── Dataset records
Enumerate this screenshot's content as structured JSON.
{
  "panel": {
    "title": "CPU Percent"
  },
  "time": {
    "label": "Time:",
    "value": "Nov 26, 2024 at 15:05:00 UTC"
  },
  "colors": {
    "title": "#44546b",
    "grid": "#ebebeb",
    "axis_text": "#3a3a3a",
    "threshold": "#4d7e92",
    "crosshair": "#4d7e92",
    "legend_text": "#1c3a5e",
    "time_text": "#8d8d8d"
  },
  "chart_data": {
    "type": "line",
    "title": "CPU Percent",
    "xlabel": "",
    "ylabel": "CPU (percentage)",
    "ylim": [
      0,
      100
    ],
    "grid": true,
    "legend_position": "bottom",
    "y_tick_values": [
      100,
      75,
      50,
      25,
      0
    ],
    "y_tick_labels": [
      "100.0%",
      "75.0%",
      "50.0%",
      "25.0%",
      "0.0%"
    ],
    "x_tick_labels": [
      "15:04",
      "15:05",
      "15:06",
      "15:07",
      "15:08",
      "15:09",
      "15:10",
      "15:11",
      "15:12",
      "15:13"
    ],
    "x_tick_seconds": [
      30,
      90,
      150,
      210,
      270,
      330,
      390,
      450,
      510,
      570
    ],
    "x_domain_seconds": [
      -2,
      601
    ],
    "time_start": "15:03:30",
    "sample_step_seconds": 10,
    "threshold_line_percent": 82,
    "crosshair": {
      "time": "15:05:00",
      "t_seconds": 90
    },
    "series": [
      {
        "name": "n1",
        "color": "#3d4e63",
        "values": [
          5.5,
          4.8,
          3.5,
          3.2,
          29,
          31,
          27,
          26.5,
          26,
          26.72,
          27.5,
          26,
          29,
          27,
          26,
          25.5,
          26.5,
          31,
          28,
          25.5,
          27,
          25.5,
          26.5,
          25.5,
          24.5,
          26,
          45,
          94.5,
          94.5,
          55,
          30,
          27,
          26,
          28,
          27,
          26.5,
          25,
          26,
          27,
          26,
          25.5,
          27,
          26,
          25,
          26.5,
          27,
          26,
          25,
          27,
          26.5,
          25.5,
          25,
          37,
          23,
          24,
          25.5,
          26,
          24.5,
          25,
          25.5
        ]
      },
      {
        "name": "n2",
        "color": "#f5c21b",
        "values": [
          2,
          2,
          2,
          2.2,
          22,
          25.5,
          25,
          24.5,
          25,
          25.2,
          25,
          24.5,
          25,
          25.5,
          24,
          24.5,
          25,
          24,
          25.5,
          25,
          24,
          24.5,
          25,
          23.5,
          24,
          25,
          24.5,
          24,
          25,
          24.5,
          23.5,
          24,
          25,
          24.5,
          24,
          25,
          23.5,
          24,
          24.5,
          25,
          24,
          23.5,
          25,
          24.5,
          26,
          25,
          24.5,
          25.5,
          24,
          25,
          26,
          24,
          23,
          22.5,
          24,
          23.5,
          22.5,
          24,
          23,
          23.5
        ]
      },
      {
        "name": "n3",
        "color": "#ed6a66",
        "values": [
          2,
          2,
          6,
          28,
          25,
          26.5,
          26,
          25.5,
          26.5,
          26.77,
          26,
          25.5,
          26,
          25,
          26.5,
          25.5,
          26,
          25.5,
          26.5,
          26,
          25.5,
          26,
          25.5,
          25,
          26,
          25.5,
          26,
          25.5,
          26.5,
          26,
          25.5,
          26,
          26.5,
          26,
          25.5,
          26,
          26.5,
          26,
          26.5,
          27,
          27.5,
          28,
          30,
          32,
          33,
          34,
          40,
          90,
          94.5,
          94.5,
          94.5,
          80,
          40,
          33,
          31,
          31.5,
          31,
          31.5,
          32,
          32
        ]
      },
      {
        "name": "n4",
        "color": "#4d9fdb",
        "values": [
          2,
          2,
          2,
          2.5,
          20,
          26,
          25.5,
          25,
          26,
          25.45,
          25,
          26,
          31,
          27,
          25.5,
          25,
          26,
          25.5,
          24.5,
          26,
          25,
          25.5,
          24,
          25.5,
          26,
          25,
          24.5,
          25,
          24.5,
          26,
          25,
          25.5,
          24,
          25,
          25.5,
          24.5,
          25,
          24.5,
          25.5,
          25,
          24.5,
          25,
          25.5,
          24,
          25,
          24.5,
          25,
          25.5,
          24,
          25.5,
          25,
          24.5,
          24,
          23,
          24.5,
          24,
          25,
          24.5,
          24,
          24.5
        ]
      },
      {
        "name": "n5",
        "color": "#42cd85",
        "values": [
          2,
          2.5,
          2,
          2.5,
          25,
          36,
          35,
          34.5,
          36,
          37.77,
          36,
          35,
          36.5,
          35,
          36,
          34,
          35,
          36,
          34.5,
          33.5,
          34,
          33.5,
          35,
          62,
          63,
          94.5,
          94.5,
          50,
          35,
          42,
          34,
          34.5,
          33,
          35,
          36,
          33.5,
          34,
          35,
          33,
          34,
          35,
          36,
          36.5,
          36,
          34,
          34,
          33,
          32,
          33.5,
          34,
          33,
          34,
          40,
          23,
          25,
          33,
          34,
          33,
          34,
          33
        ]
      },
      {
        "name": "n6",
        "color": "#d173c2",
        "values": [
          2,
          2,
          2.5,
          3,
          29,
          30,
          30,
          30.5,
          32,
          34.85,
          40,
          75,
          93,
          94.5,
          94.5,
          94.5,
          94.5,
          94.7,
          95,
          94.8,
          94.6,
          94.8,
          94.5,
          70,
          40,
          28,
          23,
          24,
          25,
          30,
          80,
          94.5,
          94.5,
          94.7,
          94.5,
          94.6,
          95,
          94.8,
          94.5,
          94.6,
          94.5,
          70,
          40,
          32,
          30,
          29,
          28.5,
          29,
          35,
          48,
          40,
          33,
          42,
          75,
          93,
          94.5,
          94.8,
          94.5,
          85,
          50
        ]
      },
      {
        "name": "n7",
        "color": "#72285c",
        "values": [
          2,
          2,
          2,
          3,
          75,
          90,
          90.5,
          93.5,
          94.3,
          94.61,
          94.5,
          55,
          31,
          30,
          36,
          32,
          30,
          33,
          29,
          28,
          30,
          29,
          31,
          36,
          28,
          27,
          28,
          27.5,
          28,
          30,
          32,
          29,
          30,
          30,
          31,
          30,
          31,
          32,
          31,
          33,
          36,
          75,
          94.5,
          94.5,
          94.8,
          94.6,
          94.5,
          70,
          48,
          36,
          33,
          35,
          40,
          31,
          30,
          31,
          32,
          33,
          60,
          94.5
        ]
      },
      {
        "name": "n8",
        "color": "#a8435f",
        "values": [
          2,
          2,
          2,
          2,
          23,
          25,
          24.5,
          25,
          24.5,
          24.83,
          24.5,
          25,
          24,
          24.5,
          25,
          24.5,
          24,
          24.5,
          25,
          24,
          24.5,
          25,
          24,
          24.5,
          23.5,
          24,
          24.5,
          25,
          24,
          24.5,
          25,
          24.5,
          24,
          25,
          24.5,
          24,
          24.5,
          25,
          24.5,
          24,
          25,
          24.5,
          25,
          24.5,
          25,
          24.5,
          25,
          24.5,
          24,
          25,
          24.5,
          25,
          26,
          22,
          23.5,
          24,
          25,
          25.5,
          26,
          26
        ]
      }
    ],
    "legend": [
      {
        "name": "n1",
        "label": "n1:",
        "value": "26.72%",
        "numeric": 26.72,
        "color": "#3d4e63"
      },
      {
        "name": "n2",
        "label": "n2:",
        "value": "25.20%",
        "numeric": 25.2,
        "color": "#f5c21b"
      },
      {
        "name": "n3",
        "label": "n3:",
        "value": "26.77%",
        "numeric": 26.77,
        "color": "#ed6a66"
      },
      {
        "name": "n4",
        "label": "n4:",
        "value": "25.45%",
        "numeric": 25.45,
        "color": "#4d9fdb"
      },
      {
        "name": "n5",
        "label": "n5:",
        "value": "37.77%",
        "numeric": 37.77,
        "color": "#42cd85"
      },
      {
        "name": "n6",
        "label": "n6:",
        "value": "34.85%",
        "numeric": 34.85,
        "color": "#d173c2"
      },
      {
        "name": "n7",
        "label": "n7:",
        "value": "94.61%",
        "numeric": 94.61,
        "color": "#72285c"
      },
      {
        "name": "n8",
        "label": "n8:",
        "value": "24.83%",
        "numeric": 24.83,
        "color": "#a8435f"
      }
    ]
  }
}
────
Given task:
Gather each line in the entries above where the string "title" is found.

Solved exercise:
    "title": "CPU Percent"
    "title": "#44546b",
    "title": "CPU Percent",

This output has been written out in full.